» Data section:
● ● ● ●
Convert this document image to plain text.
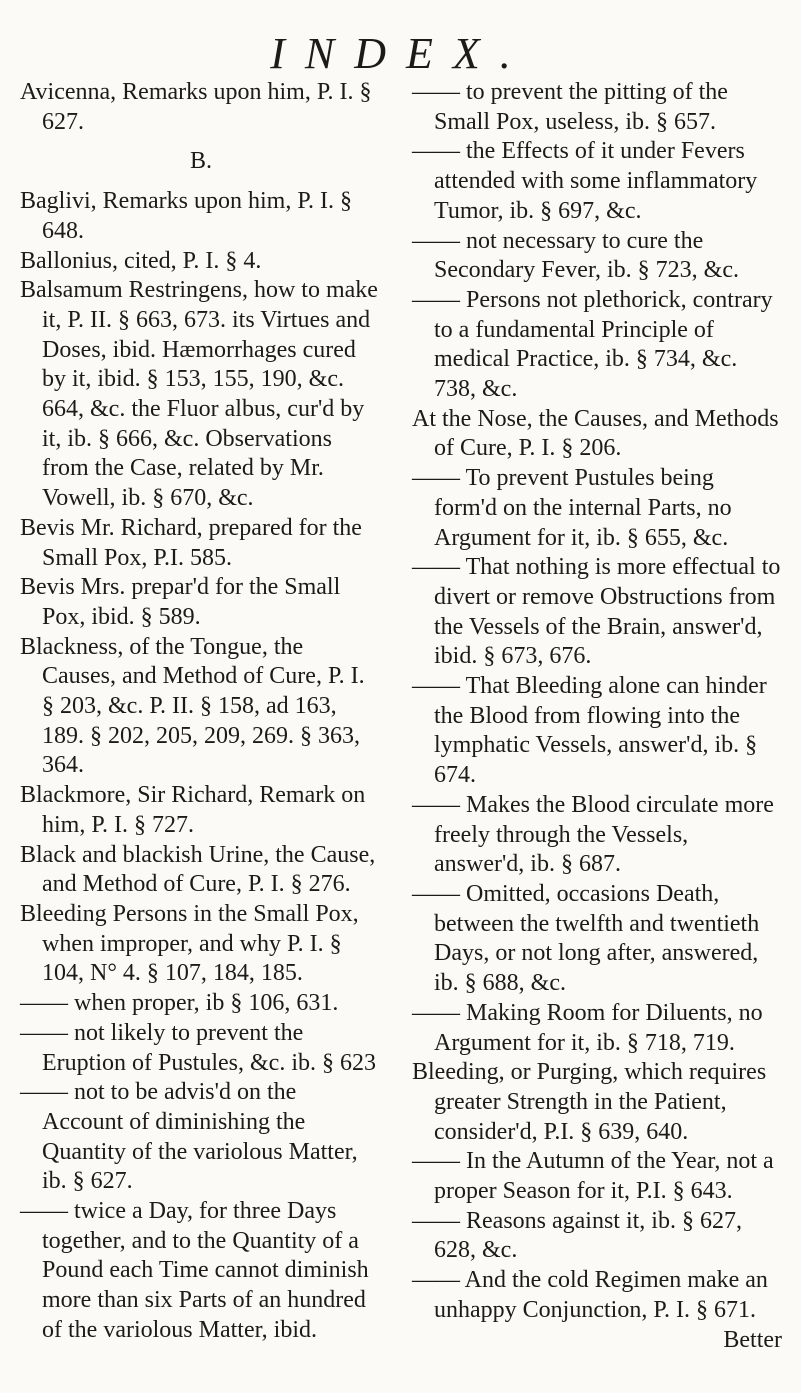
INDEX.

Avicenna, Remarks upon him, P. I. § 627.

B.

Baglivi, Remarks upon him, P. I. § 648.

Ballonius, cited, P. I. § 4.

Balsamum Restringens, how to make it, P. II. § 663, 673. its Virtues and Doses, ibid. Hæmorrhages cured by it, ibid. § 153, 155, 190, &c. 664, &c. the Fluor albus, cur'd by it, ib. § 666, &c. Observations from the Case, related by Mr. Vowell, ib. § 670, &c.

Bevis Mr. Richard, prepared for the Small Pox, P.I. 585.

Bevis Mrs. prepar'd for the Small Pox, ibid. § 589.

Blackness, of the Tongue, the Causes, and Method of Cure, P. I. § 203, &c. P. II. § 158, ad 163, 189. § 202, 205, 209, 269. § 363, 364.

Blackmore, Sir Richard, Remark on him, P. I. § 727.

Black and blackish Urine, the Cause, and Method of Cure, P. I. § 276.

Bleeding Persons in the Small Pox, when improper, and why P. I. § 104, N° 4. § 107, 184, 185.

—— when proper, ib § 106, 631.

—— not likely to prevent the Eruption of Pustules, &c. ib. § 623

—— not to be advis'd on the Account of diminishing the Quantity of the variolous Matter, ib. § 627.

—— twice a Day, for three Days together, and to the Quantity of a Pound each Time cannot diminish more than six Parts of an hundred of the variolous Matter, ibid.

—— to prevent the pitting of the Small Pox, useless, ib. § 657.

—— the Effects of it under Fevers attended with some inflammatory Tumor, ib. § 697, &c.

—— not necessary to cure the Secondary Fever, ib. § 723, &c.

—— Persons not plethorick, contrary to a fundamental Principle of medical Practice, ib. § 734, &c. 738, &c.

At the Nose, the Causes, and Methods of Cure, P. I. § 206.

—— To prevent Pustules being form'd on the internal Parts, no Argument for it, ib. § 655, &c.

—— That nothing is more effectual to divert or remove Obstructions from the Vessels of the Brain, answer'd, ibid. § 673, 676.

—— That Bleeding alone can hinder the Blood from flowing into the lymphatic Vessels, answer'd, ib. § 674.

—— Makes the Blood circulate more freely through the Vessels, answer'd, ib. § 687.

—— Omitted, occasions Death, between the twelfth and twentieth Days, or not long after, answered, ib. § 688, &c.

—— Making Room for Diluents, no Argument for it, ib. § 718, 719.

Bleeding, or Purging, which requires greater Strength in the Patient, consider'd, P.I. § 639, 640.

—— In the Autumn of the Year, not a proper Season for it, P.I. § 643.

—— Reasons against it, ib. § 627, 628, &c.

—— And the cold Regimen make an unhappy Conjunction, P. I. § 671.

Better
● ● ● ●
» Problem to solve: Restate the entries verbatim, without pictures.

» Your solution:
Convert this document image to plain text.
INDEX.

Avicenna, Remarks upon him, P. I. § 627.

B.

Baglivi, Remarks upon him, P. I. § 648.

Ballonius, cited, P. I. § 4.

Balsamum Restringens, how to make it, P. II. § 663, 673. its Virtues and Doses, ibid. Hæmorrhages cured by it, ibid. § 153, 155, 190, &c. 664, &c. the Fluor albus, cur'd by it, ib. § 666, &c. Observations from the Case, related by Mr. Vowell, ib. § 670, &c.

Bevis Mr. Richard, prepared for the Small Pox, P.I. 585.

Bevis Mrs. prepar'd for the Small Pox, ibid. § 589.

Blackness, of the Tongue, the Causes, and Method of Cure, P. I. § 203, &c. P. II. § 158, ad 163, 189. § 202, 205, 209, 269. § 363, 364.

Blackmore, Sir Richard, Remark on him, P. I. § 727.

Black and blackish Urine, the Cause, and Method of Cure, P. I. § 276.

Bleeding Persons in the Small Pox, when improper, and why P. I. § 104, N° 4. § 107, 184, 185.

—— when proper, ib § 106, 631.

—— not likely to prevent the Eruption of Pustules, &c. ib. § 623

—— not to be advis'd on the Account of diminishing the Quantity of the variolous Matter, ib. § 627.

—— twice a Day, for three Days together, and to the Quantity of a Pound each Time cannot diminish more than six Parts of an hundred of the variolous Matter, ibid.

—— to prevent the pitting of the Small Pox, useless, ib. § 657.

—— the Effects of it under Fevers attended with some inflammatory Tumor, ib. § 697, &c.

—— not necessary to cure the Secondary Fever, ib. § 723, &c.

—— Persons not plethorick, contrary to a fundamental Principle of medical Practice, ib. § 734, &c. 738, &c.

At the Nose, the Causes, and Methods of Cure, P. I. § 206.

—— To prevent Pustules being form'd on the internal Parts, no Argument for it, ib. § 655, &c.

—— That nothing is more effectual to divert or remove Obstructions from the Vessels of the Brain, answer'd, ibid. § 673, 676.

—— That Bleeding alone can hinder the Blood from flowing into the lymphatic Vessels, answer'd, ib. § 674.

—— Makes the Blood circulate more freely through the Vessels, answer'd, ib. § 687.

—— Omitted, occasions Death, between the twelfth and twentieth Days, or not long after, answered, ib. § 688, &c.

—— Making Room for Diluents, no Argument for it, ib. § 718, 719.

Bleeding, or Purging, which requires greater Strength in the Patient, consider'd, P.I. § 639, 640.

—— In the Autumn of the Year, not a proper Season for it, P.I. § 643.

—— Reasons against it, ib. § 627, 628, &c.

—— And the cold Regimen make an unhappy Conjunction, P. I. § 671.

Better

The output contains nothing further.